> **WHAT YOU HAVE TO DO**
Each line that contains the word "thin" is to be copied from the records below.

> **MATERIAL TO PROCESS**
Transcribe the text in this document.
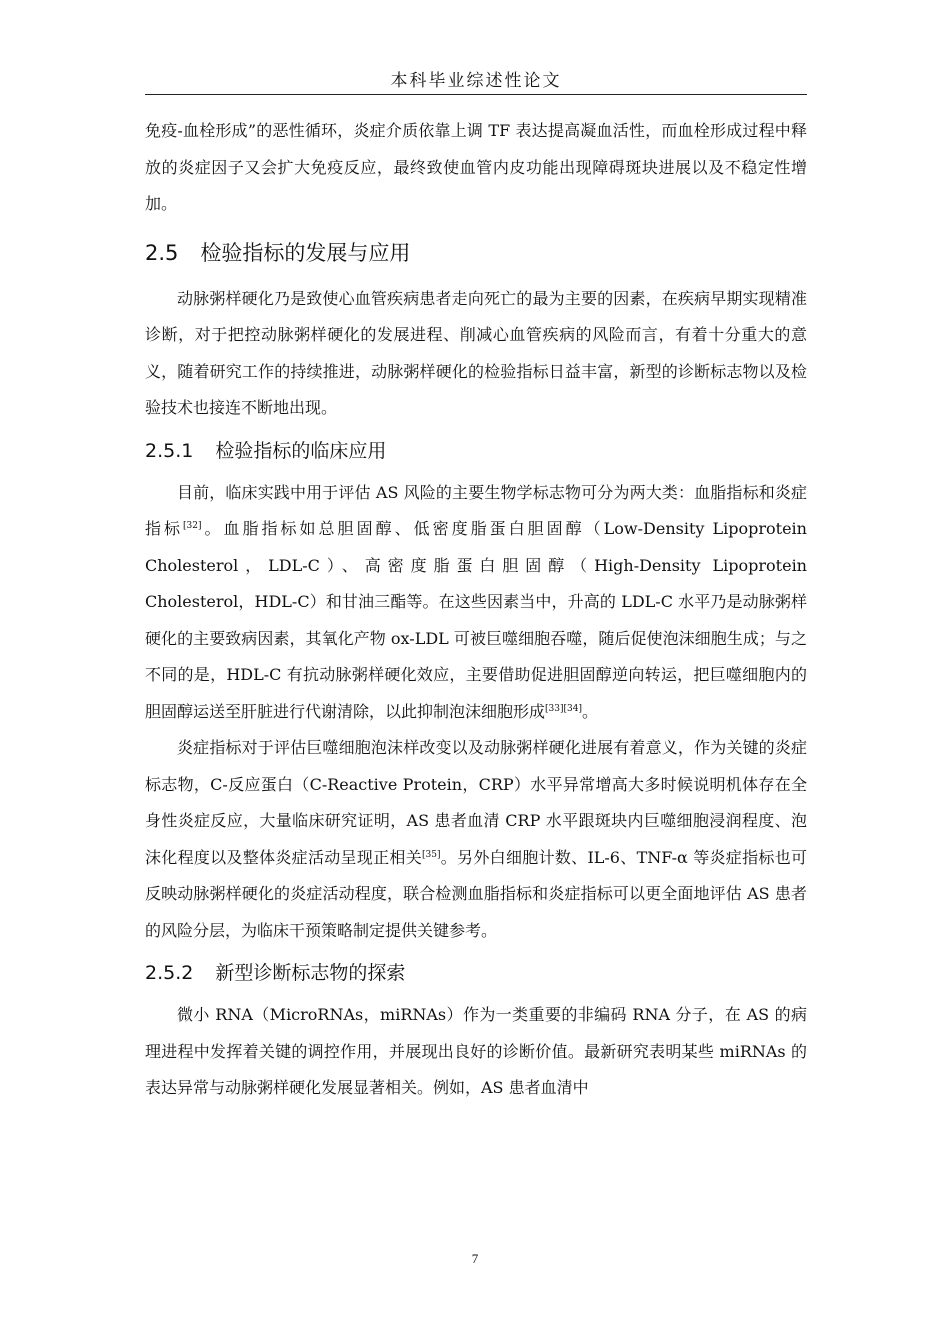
本科毕业综述性论文

免疫-血栓形成”的恶性循环，炎症介质依靠上调 TF 表达提高凝血活性，而血栓形成过程中释放的炎症因子又会扩大免疫反应，最终致使血管内皮功能出现障碍斑块进展以及不稳定性增加。

2.5 检验指标的发展与应用

动脉粥样硬化乃是致使心血管疾病患者走向死亡的最为主要的因素，在疾病早期实现精准诊断，对于把控动脉粥样硬化的发展进程、削减心血管疾病的风险而言，有着十分重大的意义，随着研究工作的持续推进，动脉粥样硬化的检验指标日益丰富，新型的诊断标志物以及检验技术也接连不断地出现。

2.5.1 检验指标的临床应用

目前，临床实践中用于评估 AS 风险的主要生物学标志物可分为两大类：血脂指标和炎症指标[32]。血脂指标如总胆固醇、低密度脂蛋白胆固醇（Low-Density Lipoprotein Cholesterol，LDL-C）、高密度脂蛋白胆固醇（High-Density Lipoprotein Cholesterol，HDL-C）和甘油三酯等。在这些因素当中，升高的 LDL-C 水平乃是动脉粥样硬化的主要致病因素，其氧化产物 ox-LDL 可被巨噬细胞吞噬，随后促使泡沫细胞生成；与之不同的是，HDL-C 有抗动脉粥样硬化效应，主要借助促进胆固醇逆向转运，把巨噬细胞内的胆固醇运送至肝脏进行代谢清除，以此抑制泡沫细胞形成[33][34]。

炎症指标对于评估巨噬细胞泡沫样改变以及动脉粥样硬化进展有着意义，作为关键的炎症标志物，C-反应蛋白（C-Reactive Protein，CRP）水平异常增高大多时候说明机体存在全身性炎症反应，大量临床研究证明，AS 患者血清 CRP 水平跟斑块内巨噬细胞浸润程度、泡沫化程度以及整体炎症活动呈现正相关[35]。另外白细胞计数、IL-6、TNF-α 等炎症指标也可反映动脉粥样硬化的炎症活动程度，联合检测血脂指标和炎症指标可以更全面地评估 AS 患者的风险分层，为临床干预策略制定提供关键参考。

2.5.2 新型诊断标志物的探索

微小 RNA（MicroRNAs，miRNAs）作为一类重要的非编码 RNA 分子，在 AS 的病理进程中发挥着关键的调控作用，并展现出良好的诊断价值。最新研究表明某些 miRNAs 的表达异常与动脉粥样硬化发展显著相关。例如，AS 患者血清中

7
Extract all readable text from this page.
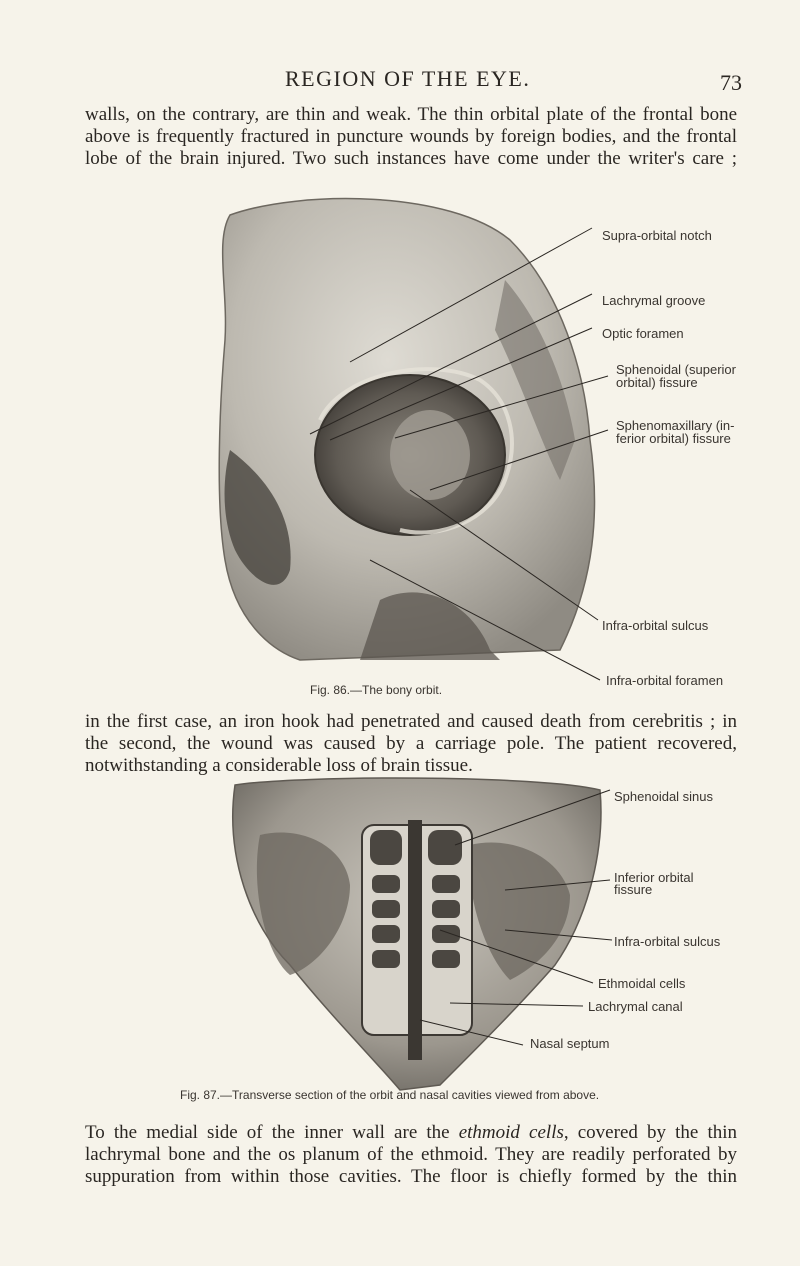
REGION OF THE EYE.	73

walls, on the contrary, are thin and weak. The thin orbital plate of the frontal bone
above is frequently fractured in puncture wounds by foreign bodies, and the frontal
lobe of the brain injured. Two such instances have come under the writer's care ;

Supra-orbital notch
Lachrymal groove
Optic foramen
Sphenoidal (superior
orbital) fissure
Sphenomaxillary (in-
ferior orbital) fissure
Infra-orbital sulcus
Infra-orbital foramen
Fig. 86.—The bony orbit.

in the first case, an iron hook had penetrated and caused death from cerebritis ; in
the second, the wound was caused by a carriage pole. The patient recovered,
notwithstanding a considerable loss of brain tissue.

Sphenoidal sinus
Inferior orbital
fissure
Infra-orbital sulcus
Ethmoidal cells
Lachrymal canal
Nasal septum
Fig. 87.—Transverse section of the orbit and nasal cavities viewed from above.

To the medial side of the inner wall are the ethmoid cells, covered by the thin
lachrymal bone and the os planum of the ethmoid. They are readily perforated by
suppuration from within those cavities. The floor is chiefly formed by the thin
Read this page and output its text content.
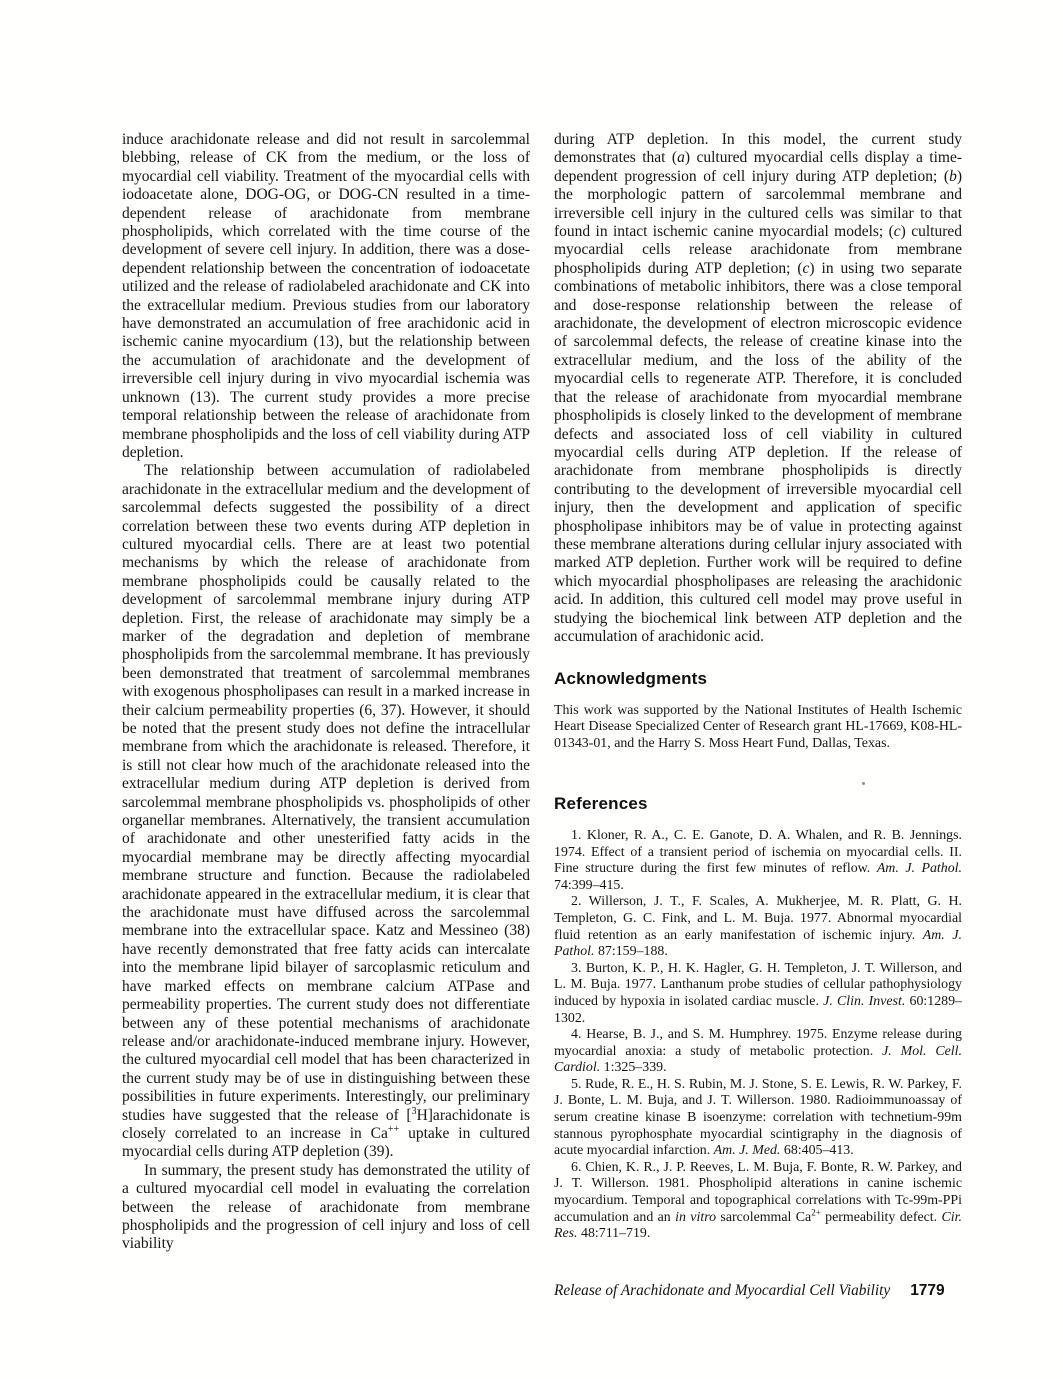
induce arachidonate release and did not result in sarcolemmal blebbing, release of CK from the medium, or the loss of myocardial cell viability. Treatment of the myocardial cells with iodoacetate alone, DOG-OG, or DOG-CN resulted in a time-dependent release of arachidonate from membrane phospholipids, which correlated with the time course of the development of severe cell injury. In addition, there was a dose-dependent relationship between the concentration of iodoacetate utilized and the release of radiolabeled arachidonate and CK into the extracellular medium. Previous studies from our laboratory have demonstrated an accumulation of free arachidonic acid in ischemic canine myocardium (13), but the relationship between the accumulation of arachidonate and the development of irreversible cell injury during in vivo myocardial ischemia was unknown (13). The current study provides a more precise temporal relationship between the release of arachidonate from membrane phospholipids and the loss of cell viability during ATP depletion.

The relationship between accumulation of radiolabeled arachidonate in the extracellular medium and the development of sarcolemmal defects suggested the possibility of a direct correlation between these two events during ATP depletion in cultured myocardial cells. There are at least two potential mechanisms by which the release of arachidonate from membrane phospholipids could be causally related to the development of sarcolemmal membrane injury during ATP depletion. First, the release of arachidonate may simply be a marker of the degradation and depletion of membrane phospholipids from the sarcolemmal membrane. It has previously been demonstrated that treatment of sarcolemmal membranes with exogenous phospholipases can result in a marked increase in their calcium permeability properties (6, 37). However, it should be noted that the present study does not define the intracellular membrane from which the arachidonate is released. Therefore, it is still not clear how much of the arachidonate released into the extracellular medium during ATP depletion is derived from sarcolemmal membrane phospholipids vs. phospholipids of other organellar membranes. Alternatively, the transient accumulation of arachidonate and other unesterified fatty acids in the myocardial membrane may be directly affecting myocardial membrane structure and function. Because the radiolabeled arachidonate appeared in the extracellular medium, it is clear that the arachidonate must have diffused across the sarcolemmal membrane into the extracellular space. Katz and Messineo (38) have recently demonstrated that free fatty acids can intercalate into the membrane lipid bilayer of sarcoplasmic reticulum and have marked effects on membrane calcium ATPase and permeability properties. The current study does not differentiate between any of these potential mechanisms of arachidonate release and/or arachidonate-induced membrane injury. However, the cultured myocardial cell model that has been characterized in the current study may be of use in distinguishing between these possibilities in future experiments. Interestingly, our preliminary studies have suggested that the release of [$^3$H]arachidonate is closely correlated to an increase in Ca++ uptake in cultured myocardial cells during ATP depletion (39).

In summary, the present study has demonstrated the utility of a cultured myocardial cell model in evaluating the correlation between the release of arachidonate from membrane phospholipids and the progression of cell injury and loss of cell viability

during ATP depletion. In this model, the current study demonstrates that (a) cultured myocardial cells display a time-dependent progression of cell injury during ATP depletion; (b) the morphologic pattern of sarcolemmal membrane and irreversible cell injury in the cultured cells was similar to that found in intact ischemic canine myocardial models; (c) cultured myocardial cells release arachidonate from membrane phospholipids during ATP depletion; (c) in using two separate combinations of metabolic inhibitors, there was a close temporal and dose-response relationship between the release of arachidonate, the development of electron microscopic evidence of sarcolemmal defects, the release of creatine kinase into the extracellular medium, and the loss of the ability of the myocardial cells to regenerate ATP. Therefore, it is concluded that the release of arachidonate from myocardial membrane phospholipids is closely linked to the development of membrane defects and associated loss of cell viability in cultured myocardial cells during ATP depletion. If the release of arachidonate from membrane phospholipids is directly contributing to the development of irreversible myocardial cell injury, then the development and application of specific phospholipase inhibitors may be of value in protecting against these membrane alterations during cellular injury associated with marked ATP depletion. Further work will be required to define which myocardial phospholipases are releasing the arachidonic acid. In addition, this cultured cell model may prove useful in studying the biochemical link between ATP depletion and the accumulation of arachidonic acid.

Acknowledgments

This work was supported by the National Institutes of Health Ischemic Heart Disease Specialized Center of Research grant HL-17669, K08-HL-01343-01, and the Harry S. Moss Heart Fund, Dallas, Texas.

References

1. Kloner, R. A., C. E. Ganote, D. A. Whalen, and R. B. Jennings. 1974. Effect of a transient period of ischemia on myocardial cells. II. Fine structure during the first few minutes of reflow. Am. J. Pathol. 74:399–415.

2. Willerson, J. T., F. Scales, A. Mukherjee, M. R. Platt, G. H. Templeton, G. C. Fink, and L. M. Buja. 1977. Abnormal myocardial fluid retention as an early manifestation of ischemic injury. Am. J. Pathol. 87:159–188.

3. Burton, K. P., H. K. Hagler, G. H. Templeton, J. T. Willerson, and L. M. Buja. 1977. Lanthanum probe studies of cellular pathophysiology induced by hypoxia in isolated cardiac muscle. J. Clin. Invest. 60:1289–1302.

4. Hearse, B. J., and S. M. Humphrey. 1975. Enzyme release during myocardial anoxia: a study of metabolic protection. J. Mol. Cell. Cardiol. 1:325–339.

5. Rude, R. E., H. S. Rubin, M. J. Stone, S. E. Lewis, R. W. Parkey, F. J. Bonte, L. M. Buja, and J. T. Willerson. 1980. Radioimmunoassay of serum creatine kinase B isoenzyme: correlation with technetium-99m stannous pyrophosphate myocardial scintigraphy in the diagnosis of acute myocardial infarction. Am. J. Med. 68:405–413.

6. Chien, K. R., J. P. Reeves, L. M. Buja, F. Bonte, R. W. Parkey, and J. T. Willerson. 1981. Phospholipid alterations in canine ischemic myocardium. Temporal and topographical correlations with Tc-99m-PPi accumulation and an in vitro sarcolemmal $Ca^{2+}$ permeability defect. Cir. Res. 48:711–719.

Release of Arachidonate and Myocardial Cell Viability 1779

> **RESULT OF THIS EXERCISE**
walls, on the contrary, are thin and weak. The thin orbital plate of the frontal bone
To the medial side of the inner wall are the ethmoid cells, covered by the thin
suppuration from within those cavities. The floor is chiefly formed by the thin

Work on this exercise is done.